Required work =
Copy each line in the data that includes the word "WARREN".

>> begin Data provided

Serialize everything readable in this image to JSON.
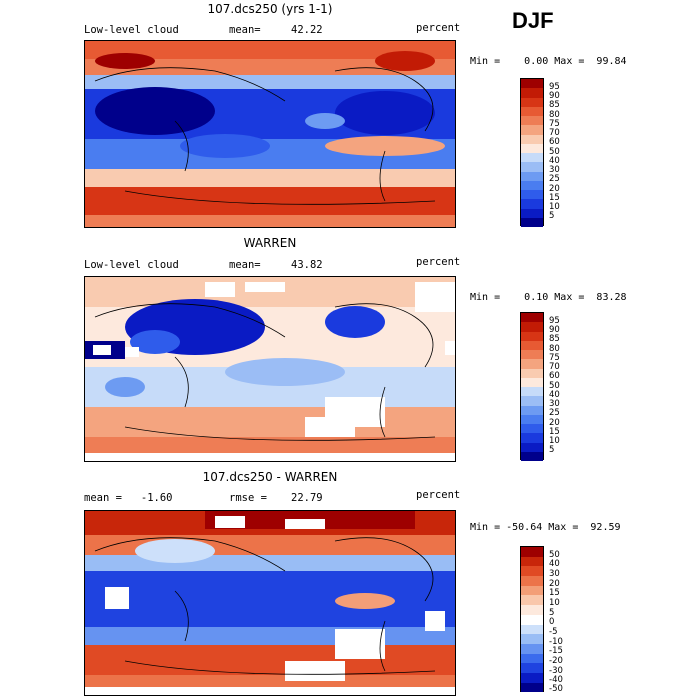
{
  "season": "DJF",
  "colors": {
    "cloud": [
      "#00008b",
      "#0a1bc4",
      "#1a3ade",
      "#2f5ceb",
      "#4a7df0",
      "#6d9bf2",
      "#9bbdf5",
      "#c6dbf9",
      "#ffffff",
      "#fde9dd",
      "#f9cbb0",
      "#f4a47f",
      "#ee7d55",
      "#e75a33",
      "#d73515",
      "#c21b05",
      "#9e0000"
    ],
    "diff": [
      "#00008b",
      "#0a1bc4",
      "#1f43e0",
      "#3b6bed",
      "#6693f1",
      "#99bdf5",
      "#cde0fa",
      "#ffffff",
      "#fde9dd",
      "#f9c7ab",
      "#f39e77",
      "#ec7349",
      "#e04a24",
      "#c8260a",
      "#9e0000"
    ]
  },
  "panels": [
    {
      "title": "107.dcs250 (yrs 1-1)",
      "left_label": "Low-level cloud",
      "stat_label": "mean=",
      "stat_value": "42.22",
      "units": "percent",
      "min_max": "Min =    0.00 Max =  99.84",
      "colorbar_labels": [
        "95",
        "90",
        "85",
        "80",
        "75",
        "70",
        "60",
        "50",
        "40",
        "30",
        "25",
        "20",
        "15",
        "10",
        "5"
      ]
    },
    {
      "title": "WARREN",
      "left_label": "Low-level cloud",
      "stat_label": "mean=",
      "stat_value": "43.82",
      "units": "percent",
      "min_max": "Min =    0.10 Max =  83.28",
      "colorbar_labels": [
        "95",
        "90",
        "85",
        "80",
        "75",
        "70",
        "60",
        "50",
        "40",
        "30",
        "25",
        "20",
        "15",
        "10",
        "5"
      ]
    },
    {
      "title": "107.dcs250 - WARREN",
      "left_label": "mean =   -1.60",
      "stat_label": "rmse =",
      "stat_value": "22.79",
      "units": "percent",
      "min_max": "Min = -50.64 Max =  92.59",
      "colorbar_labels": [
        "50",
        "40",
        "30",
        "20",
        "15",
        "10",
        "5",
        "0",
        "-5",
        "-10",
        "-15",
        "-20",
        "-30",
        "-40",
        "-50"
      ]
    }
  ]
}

>> end Data provided
>> begin Data provided

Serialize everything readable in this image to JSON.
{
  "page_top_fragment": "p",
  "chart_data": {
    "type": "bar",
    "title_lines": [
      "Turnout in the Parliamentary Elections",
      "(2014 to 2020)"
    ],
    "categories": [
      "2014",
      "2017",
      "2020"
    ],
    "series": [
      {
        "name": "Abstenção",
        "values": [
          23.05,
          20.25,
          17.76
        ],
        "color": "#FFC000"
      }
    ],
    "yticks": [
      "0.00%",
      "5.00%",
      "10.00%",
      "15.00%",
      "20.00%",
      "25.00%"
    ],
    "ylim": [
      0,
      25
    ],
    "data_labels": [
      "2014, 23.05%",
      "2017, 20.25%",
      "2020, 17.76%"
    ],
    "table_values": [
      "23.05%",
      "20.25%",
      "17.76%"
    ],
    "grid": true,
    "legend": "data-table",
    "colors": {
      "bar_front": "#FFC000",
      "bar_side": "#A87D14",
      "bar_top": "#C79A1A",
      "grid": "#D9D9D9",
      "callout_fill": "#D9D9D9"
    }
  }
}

>> end Data provided

Exercise result =
      "title": "WARREN",
      "title": "107.dcs250 - WARREN",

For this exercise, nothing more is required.